Task requirements:
**a.** Check each statement against the PHP persistence thread below, answering yes or no and quoting the words that decide it: (i) The team that asked the question moved to Go. (ii) The php-persist project currently persists arrays. (iii) Node is described as multithreaded.
**b.** Reproduce the part of the PHP persistence thread starting with "Note: It's a" and going on through "persist()'s first parameter.".

A ZVAL is typically created with emalloc so it is destroyed at the end of a page request. Is there a way to take an existing ZVAL and make it persist in the SAPI (equivalent of pemalloc)? What about creating a ZVAL with pemalloc?

Ideally what I'd like to do (in PHP code) is this:

class Object
{
    public $foo;
}

if(!($object = persist("object")))
{
   $object = persist("object", new Object());
}

$object->foo[] = "bar";

print count($object->foo);

On each request count would return +1 (assuming the same PHP "worker" is used every time - I'm using PHP-FPM).

2012-04-03 22:28
by Luke
Nice question. + - Flavius 2012-04-04 08:09
As an interesting note: We've decided to change platforms. We'll now be using Go - Luke 2012-09-15 21:03
Cool. Could you elaborate on the reasons? I'm looking at go myself, it would be nice to know other people's motivations - Flavius 2012-09-16 05:09
We needed an active application instance. We also needed parallel execution. We evaluated Node and Java as well. Node is single threaded and uses an async model. Java uses a traditional threading model (difficult). Go makes parallel execution extremely easy, and has some other nice features. Best of all Go is compiled, but has the flexibility of a scripting language. It's getting a lot of traction. It is new, but we figured that it's at least faster than PHP :) - Luke 2012-09-16 05:24


1

You're basically describing http://lxr.php.net/opengrok/xref/PHP_5_3/ext/sysvshm/sysvshm.c#242

The closest you can get without duplicating functionality which is already in shm is https://github.com/flavius/php-persist. The catch: in a prefork/multiprocess SAPI (like apache's), different requests from the same client may end up in different processes, and as such, you'll see different data (try it on Linux + Firefox with a hard refresh every time in the browser).

Note: It's a work-in-progress, currently it persists only an integer. Adding an array should be trivial. Patches welcome. It still needs the deserialization part, and to actually use persist()'s first parameter.

Recorded information:
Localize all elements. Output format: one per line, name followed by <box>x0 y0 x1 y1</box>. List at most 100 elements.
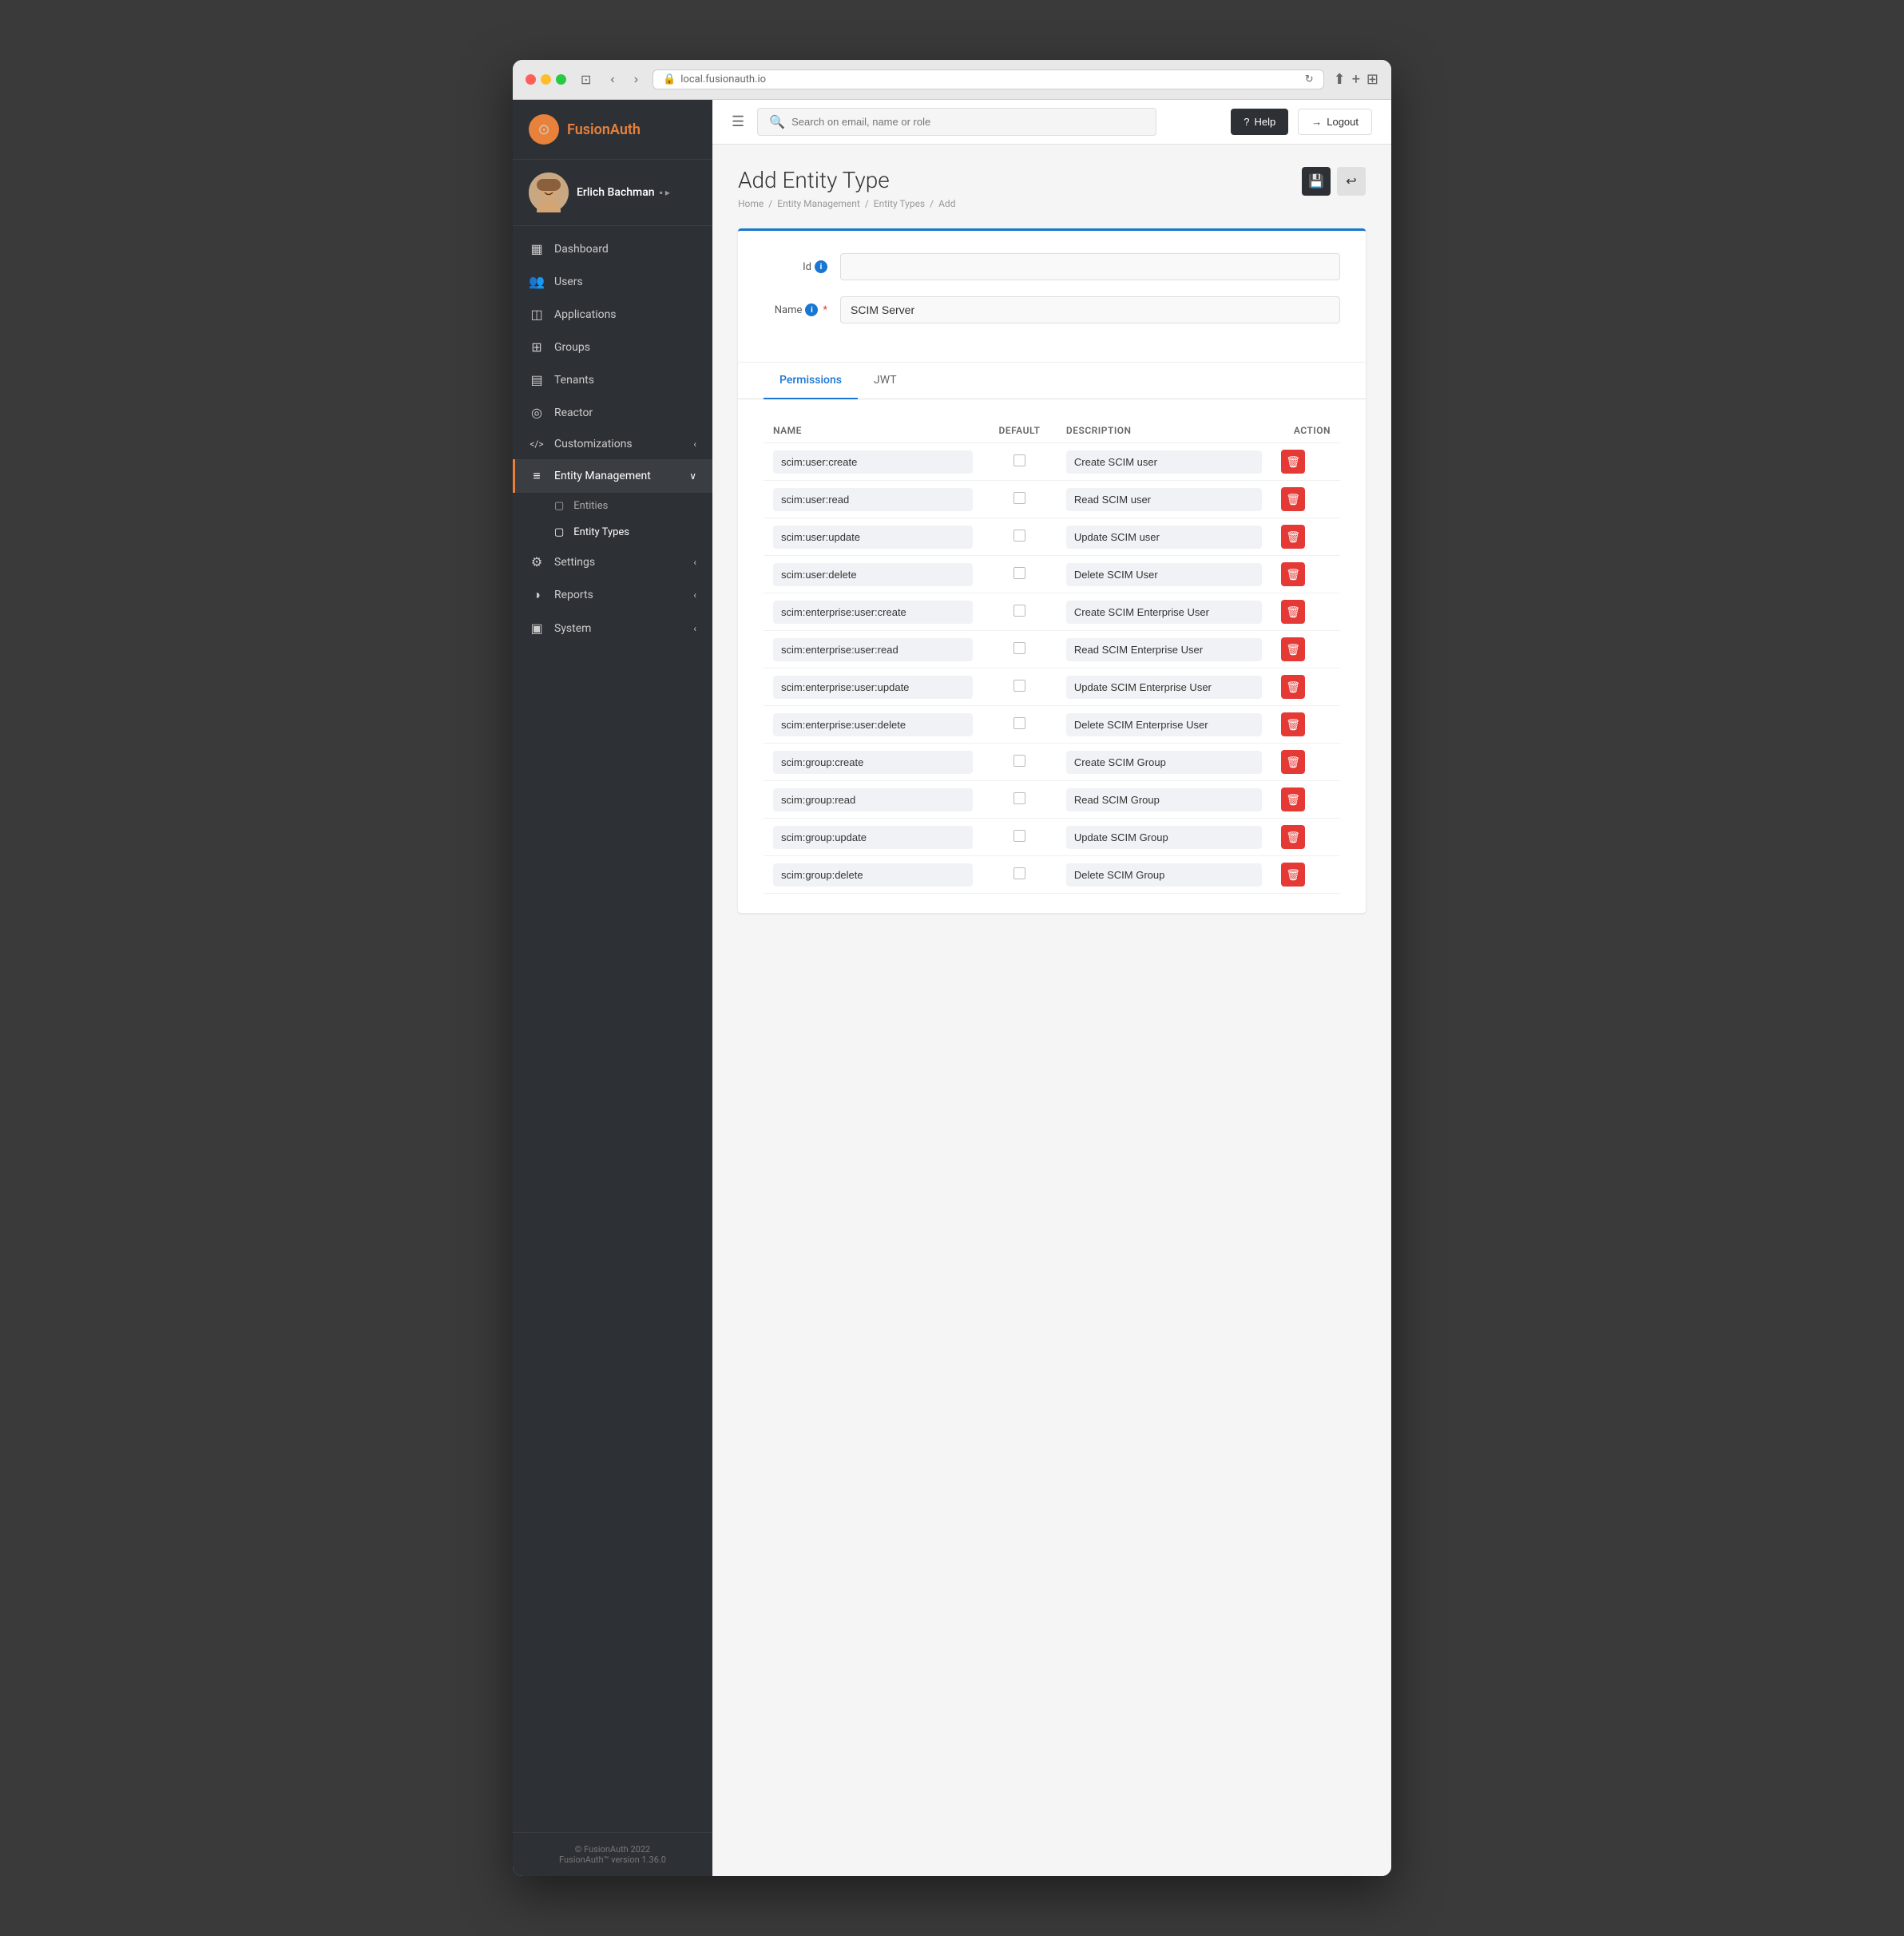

Per-task answers:
**a.**
(i) Yes: "We'll now be using Go"
(ii) No: "currently it persists only an integer"
(iii) No: "Node is single threaded and uses an async model"

**b.**
Note: It's a work-in-progress, currently it persists only an integer. Adding an array should be trivial. Patches welcome. It still needs the deserialization part, and to actually use persist()'s first parameter.